### YOUR TASK
Transcribe the records below exactly as they appear.

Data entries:
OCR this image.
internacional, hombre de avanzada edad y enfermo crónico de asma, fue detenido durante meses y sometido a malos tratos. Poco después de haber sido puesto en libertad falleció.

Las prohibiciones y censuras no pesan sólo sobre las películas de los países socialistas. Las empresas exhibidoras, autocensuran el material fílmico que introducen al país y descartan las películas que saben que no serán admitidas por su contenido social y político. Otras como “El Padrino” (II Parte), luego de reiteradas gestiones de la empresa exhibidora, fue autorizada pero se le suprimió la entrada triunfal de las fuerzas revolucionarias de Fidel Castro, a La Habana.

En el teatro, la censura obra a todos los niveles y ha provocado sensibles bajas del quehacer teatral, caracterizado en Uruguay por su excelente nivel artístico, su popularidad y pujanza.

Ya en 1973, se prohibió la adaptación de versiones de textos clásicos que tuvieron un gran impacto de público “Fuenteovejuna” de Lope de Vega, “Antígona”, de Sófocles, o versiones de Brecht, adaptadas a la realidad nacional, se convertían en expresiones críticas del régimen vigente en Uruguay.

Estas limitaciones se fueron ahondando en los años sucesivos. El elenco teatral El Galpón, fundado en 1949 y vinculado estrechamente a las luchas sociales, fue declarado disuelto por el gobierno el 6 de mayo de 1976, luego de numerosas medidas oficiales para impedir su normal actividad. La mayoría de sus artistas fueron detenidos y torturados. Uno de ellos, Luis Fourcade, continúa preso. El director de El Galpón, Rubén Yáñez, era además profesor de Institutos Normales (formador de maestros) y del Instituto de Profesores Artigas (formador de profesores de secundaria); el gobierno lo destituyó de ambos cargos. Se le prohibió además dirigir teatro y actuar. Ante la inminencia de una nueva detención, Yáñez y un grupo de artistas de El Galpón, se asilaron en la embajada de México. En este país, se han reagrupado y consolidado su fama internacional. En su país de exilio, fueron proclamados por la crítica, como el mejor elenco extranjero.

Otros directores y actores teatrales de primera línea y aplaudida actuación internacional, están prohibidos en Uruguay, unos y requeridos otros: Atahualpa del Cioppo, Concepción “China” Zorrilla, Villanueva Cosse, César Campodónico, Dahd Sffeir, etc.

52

### OUTPUT OF THE EXERCISE
OCR this image.
internacional, hombre de avanzada edad y enfermo crónico de asma, fue detenido durante meses y sometido a malos tratos. Poco después de haber sido puesto en libertad falleció.

Las prohibiciones y censuras no pesan sólo sobre las películas de los países socialistas. Las empresas exhibidoras, autocensuran el material fílmico que introducen al país y descartan las películas que saben que no serán admitidas por su contenido social y político. Otras como “El Padrino” (II Parte), luego de reiteradas gestiones de la empresa exhibidora, fue autorizada pero se le suprimió la entrada triunfal de las fuerzas revolucionarias de Fidel Castro, a La Habana.

En el teatro, la censura obra a todos los niveles y ha provocado sensibles bajas del quehacer teatral, caracterizado en Uruguay por su excelente nivel artístico, su popularidad y pujanza.

Ya en 1973, se prohibió la adaptación de versiones de textos clásicos que tuvieron un gran impacto de público “Fuenteovejuna” de Lope de Vega, “Antígona”, de Sófocles, o versiones de Brecht, adaptadas a la realidad nacional, se convertían en expresiones críticas del régimen vigente en Uruguay.

Estas limitaciones se fueron ahondando en los años sucesivos. El elenco teatral El Galpón, fundado en 1949 y vinculado estrechamente a las luchas sociales, fue declarado disuelto por el gobierno el 6 de mayo de 1976, luego de numerosas medidas oficiales para impedir su normal actividad. La mayoría de sus artistas fueron detenidos y torturados. Uno de ellos, Luis Fourcade, continúa preso. El director de El Galpón, Rubén Yáñez, era además profesor de Institutos Normales (formador de maestros) y del Instituto de Profesores Artigas (formador de profesores de secundaria); el gobierno lo destituyó de ambos cargos. Se le prohibió además dirigir teatro y actuar. Ante la inminencia de una nueva detención, Yáñez y un grupo de artistas de El Galpón, se asilaron en la embajada de México. En este país, se han reagrupado y consolidado su fama internacional. En su país de exilio, fueron proclamados por la crítica, como el mejor elenco extranjero.

Otros directores y actores teatrales de primera línea y aplaudida actuación internacional, están prohibidos en Uruguay, unos y requeridos otros: Atahualpa del Cioppo, Concepción “China” Zorrilla, Villanueva Cosse, César Campodónico, Dahd Sffeir, etc.

52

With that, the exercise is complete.